**SHORT EXERCISE**:
Pick out every line of the entries below where "correctamente" occurs, and copy those lines.
>> START ITEMS
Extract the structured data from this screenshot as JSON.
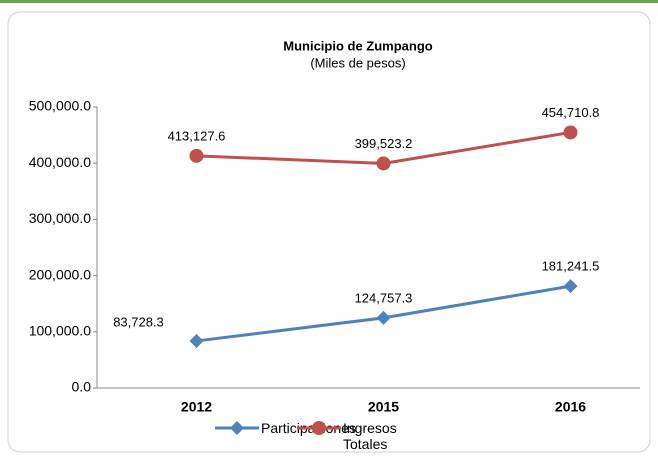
{
  "chart_data": {
    "type": "line",
    "title": "Municipio de Zumpango",
    "subtitle": "(Miles de pesos)",
    "categories": [
      "2012",
      "2015",
      "2016"
    ],
    "series": [
      {
        "name": "Participaciones",
        "color": "#4f81bd",
        "marker": "diamond",
        "values": [
          83728.3,
          124757.3,
          181241.5
        ],
        "value_labels": [
          "83,728.3",
          "124,757.3",
          "181,241.5"
        ]
      },
      {
        "name": "Ingresos Totales",
        "color": "#c0504d",
        "marker": "circle",
        "values": [
          413127.6,
          399523.2,
          454710.8
        ],
        "value_labels": [
          "413,127.6",
          "399,523.2",
          "454,710.8"
        ]
      }
    ],
    "ylim": [
      0,
      500000
    ],
    "yticks": [
      {
        "value": 0,
        "label": "0.0"
      },
      {
        "value": 100000,
        "label": "100,000.0"
      },
      {
        "value": 200000,
        "label": "200,000.0"
      },
      {
        "value": 300000,
        "label": "300,000.0"
      },
      {
        "value": 400000,
        "label": "400,000.0"
      },
      {
        "value": 500000,
        "label": "500,000.0"
      }
    ],
    "grid": false,
    "legend": "bottom"
  }
}
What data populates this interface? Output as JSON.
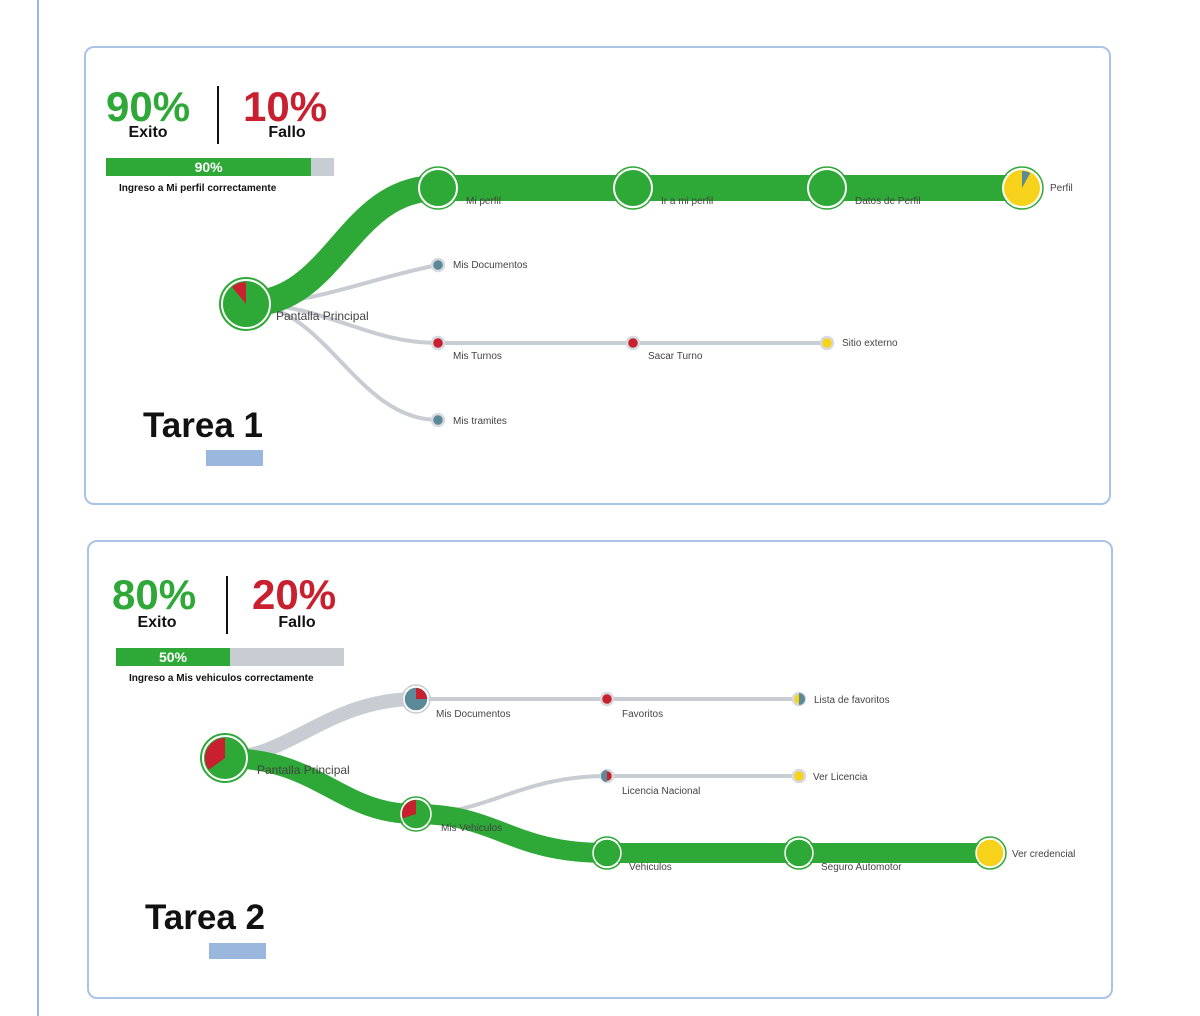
{
  "colors": {
    "success": "#2ea836",
    "fail": "#c8202f",
    "path": "#c8ccd3",
    "teal": "#5a8a98",
    "yellow": "#f6d21b",
    "accent": "#9ab8de"
  },
  "tasks": [
    {
      "title": "Tarea 1",
      "success_pct": "90%",
      "success_label": "Exito",
      "fail_pct": "10%",
      "fail_label": "Fallo",
      "progress_value": 0.9,
      "progress_label": "90%",
      "caption": "Ingreso a Mi perfil correctamente",
      "nodes": {
        "root": {
          "label": "Pantalla Principal",
          "kind": "root",
          "pie": {
            "fail": 0.11
          }
        },
        "n1": {
          "label": "Mi perfil",
          "kind": "big"
        },
        "n2": {
          "label": "Ir a mi perfil",
          "kind": "big"
        },
        "n3": {
          "label": "Datos de Perfil",
          "kind": "big"
        },
        "n4": {
          "label": "Perfil",
          "kind": "end-yellow",
          "pie": {
            "teal": 0.08
          }
        },
        "d1": {
          "label": "Mis Documentos",
          "kind": "small-teal"
        },
        "t1": {
          "label": "Mis Turnos",
          "kind": "small-red"
        },
        "t2": {
          "label": "Sacar Turno",
          "kind": "small-red"
        },
        "t3": {
          "label": "Sitio externo",
          "kind": "small-yellow"
        },
        "m1": {
          "label": "Mis tramites",
          "kind": "small-teal"
        }
      }
    },
    {
      "title": "Tarea 2",
      "success_pct": "80%",
      "success_label": "Exito",
      "fail_pct": "20%",
      "fail_label": "Fallo",
      "progress_value": 0.5,
      "progress_label": "50%",
      "caption": "Ingreso a Mis vehiculos correctamente",
      "nodes": {
        "root": {
          "label": "Pantalla Principal",
          "kind": "root",
          "pie": {
            "fail": 0.35
          }
        },
        "a1": {
          "label": "Mis Documentos",
          "kind": "teal-big",
          "pie": {
            "fail": 0.25
          }
        },
        "a2": {
          "label": "Favoritos",
          "kind": "small-red"
        },
        "a3": {
          "label": "Lista de favoritos",
          "kind": "split-yellow-teal"
        },
        "b1": {
          "label": "Mis Vehiculos",
          "kind": "mid",
          "pie": {
            "fail": 0.3
          }
        },
        "c1": {
          "label": "Licencia Nacional",
          "kind": "split-teal-red"
        },
        "c2": {
          "label": "Ver Licencia",
          "kind": "small-yellow"
        },
        "e1": {
          "label": "Vehiculos",
          "kind": "big"
        },
        "e2": {
          "label": "Seguro Automotor",
          "kind": "big"
        },
        "e3": {
          "label": "Ver credencial",
          "kind": "end-yellow",
          "pie": {
            "teal": 0
          }
        }
      }
    }
  ]
}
>> END ITEMS
**EXERCISE ANSWER**:
      "caption": "Ingreso a Mi perfil correctamente",
      "caption": "Ingreso a Mis vehiculos correctamente",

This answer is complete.